Problem description: Your task is to restate the data word for word.

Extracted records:

══════════════════════════════

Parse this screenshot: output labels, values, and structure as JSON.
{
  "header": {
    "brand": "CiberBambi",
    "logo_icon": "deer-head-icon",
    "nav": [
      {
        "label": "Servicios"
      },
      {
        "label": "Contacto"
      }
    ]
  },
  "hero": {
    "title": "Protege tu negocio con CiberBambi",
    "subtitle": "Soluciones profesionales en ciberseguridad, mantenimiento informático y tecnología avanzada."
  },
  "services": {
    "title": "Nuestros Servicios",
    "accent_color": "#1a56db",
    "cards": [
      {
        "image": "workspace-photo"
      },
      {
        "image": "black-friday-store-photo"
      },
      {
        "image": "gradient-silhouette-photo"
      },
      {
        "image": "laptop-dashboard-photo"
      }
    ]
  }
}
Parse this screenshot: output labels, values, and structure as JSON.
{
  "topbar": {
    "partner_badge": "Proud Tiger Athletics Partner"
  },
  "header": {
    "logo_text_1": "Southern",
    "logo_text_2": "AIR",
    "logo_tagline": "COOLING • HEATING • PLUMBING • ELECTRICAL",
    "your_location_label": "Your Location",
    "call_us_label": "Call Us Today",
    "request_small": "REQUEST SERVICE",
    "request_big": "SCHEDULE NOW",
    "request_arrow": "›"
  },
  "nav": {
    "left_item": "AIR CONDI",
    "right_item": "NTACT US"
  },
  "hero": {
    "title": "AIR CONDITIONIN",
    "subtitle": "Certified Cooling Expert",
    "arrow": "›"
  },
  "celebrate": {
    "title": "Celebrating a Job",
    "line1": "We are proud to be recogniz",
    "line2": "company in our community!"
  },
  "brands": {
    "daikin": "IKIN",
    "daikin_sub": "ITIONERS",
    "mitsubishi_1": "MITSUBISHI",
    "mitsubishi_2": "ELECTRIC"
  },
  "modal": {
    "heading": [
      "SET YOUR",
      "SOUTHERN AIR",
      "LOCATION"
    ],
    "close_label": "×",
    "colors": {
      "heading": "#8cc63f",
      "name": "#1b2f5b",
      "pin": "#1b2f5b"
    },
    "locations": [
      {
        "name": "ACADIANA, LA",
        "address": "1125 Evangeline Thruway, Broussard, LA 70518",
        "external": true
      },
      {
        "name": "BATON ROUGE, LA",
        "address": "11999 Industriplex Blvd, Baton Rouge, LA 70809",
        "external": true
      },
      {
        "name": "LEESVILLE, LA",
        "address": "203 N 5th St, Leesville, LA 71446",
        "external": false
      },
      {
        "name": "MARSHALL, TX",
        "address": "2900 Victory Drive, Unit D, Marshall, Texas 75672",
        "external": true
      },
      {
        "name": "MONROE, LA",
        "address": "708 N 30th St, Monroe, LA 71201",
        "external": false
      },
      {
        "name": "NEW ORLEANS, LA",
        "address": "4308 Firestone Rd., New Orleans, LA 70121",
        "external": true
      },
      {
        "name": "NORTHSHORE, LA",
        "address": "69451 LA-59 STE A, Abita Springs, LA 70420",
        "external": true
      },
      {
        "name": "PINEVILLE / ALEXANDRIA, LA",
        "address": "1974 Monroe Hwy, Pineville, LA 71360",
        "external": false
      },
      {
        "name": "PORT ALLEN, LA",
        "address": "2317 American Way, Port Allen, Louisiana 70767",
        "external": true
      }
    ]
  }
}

══════════════════════════════

Result below:
Parse this screenshot: output labels, values, and structure as JSON.
{
  "header": {
    "brand": "CiberBambi",
    "logo_icon": "deer-head-icon",
    "nav": [
      {
        "label": "Servicios"
      },
      {
        "label": "Contacto"
      }
    ]
  },
  "hero": {
    "title": "Protege tu negocio con CiberBambi",
    "subtitle": "Soluciones profesionales en ciberseguridad, mantenimiento informático y tecnología avanzada."
  },
  "services": {
    "title": "Nuestros Servicios",
    "accent_color": "#1a56db",
    "cards": [
      {
        "image": "workspace-photo"
      },
      {
        "image": "black-friday-store-photo"
      },
      {
        "image": "gradient-silhouette-photo"
      },
      {
        "image": "laptop-dashboard-photo"
      }
    ]
  }
}
Parse this screenshot: output labels, values, and structure as JSON.
{
  "topbar": {
    "partner_badge": "Proud Tiger Athletics Partner"
  },
  "header": {
    "logo_text_1": "Southern",
    "logo_text_2": "AIR",
    "logo_tagline": "COOLING • HEATING • PLUMBING • ELECTRICAL",
    "your_location_label": "Your Location",
    "call_us_label": "Call Us Today",
    "request_small": "REQUEST SERVICE",
    "request_big": "SCHEDULE NOW",
    "request_arrow": "›"
  },
  "nav": {
    "left_item": "AIR CONDI",
    "right_item": "NTACT US"
  },
  "hero": {
    "title": "AIR CONDITIONIN",
    "subtitle": "Certified Cooling Expert",
    "arrow": "›"
  },
  "celebrate": {
    "title": "Celebrating a Job",
    "line1": "We are proud to be recogniz",
    "line2": "company in our community!"
  },
  "brands": {
    "daikin": "IKIN",
    "daikin_sub": "ITIONERS",
    "mitsubishi_1": "MITSUBISHI",
    "mitsubishi_2": "ELECTRIC"
  },
  "modal": {
    "heading": [
      "SET YOUR",
      "SOUTHERN AIR",
      "LOCATION"
    ],
    "close_label": "×",
    "colors": {
      "heading": "#8cc63f",
      "name": "#1b2f5b",
      "pin": "#1b2f5b"
    },
    "locations": [
      {
        "name": "ACADIANA, LA",
        "address": "1125 Evangeline Thruway, Broussard, LA 70518",
        "external": true
      },
      {
        "name": "BATON ROUGE, LA",
        "address": "11999 Industriplex Blvd, Baton Rouge, LA 70809",
        "external": true
      },
      {
        "name": "LEESVILLE, LA",
        "address": "203 N 5th St, Leesville, LA 71446",
        "external": false
      },
      {
        "name": "MARSHALL, TX",
        "address": "2900 Victory Drive, Unit D, Marshall, Texas 75672",
        "external": true
      },
      {
        "name": "MONROE, LA",
        "address": "708 N 30th St, Monroe, LA 71201",
        "external": false
      },
      {
        "name": "NEW ORLEANS, LA",
        "address": "4308 Firestone Rd., New Orleans, LA 70121",
        "external": true
      },
      {
        "name": "NORTHSHORE, LA",
        "address": "69451 LA-59 STE A, Abita Springs, LA 70420",
        "external": true
      },
      {
        "name": "PINEVILLE / ALEXANDRIA, LA",
        "address": "1974 Monroe Hwy, Pineville, LA 71360",
        "external": false
      },
      {
        "name": "PORT ALLEN, LA",
        "address": "2317 American Way, Port Allen, Louisiana 70767",
        "external": true
      }
    ]
  }
}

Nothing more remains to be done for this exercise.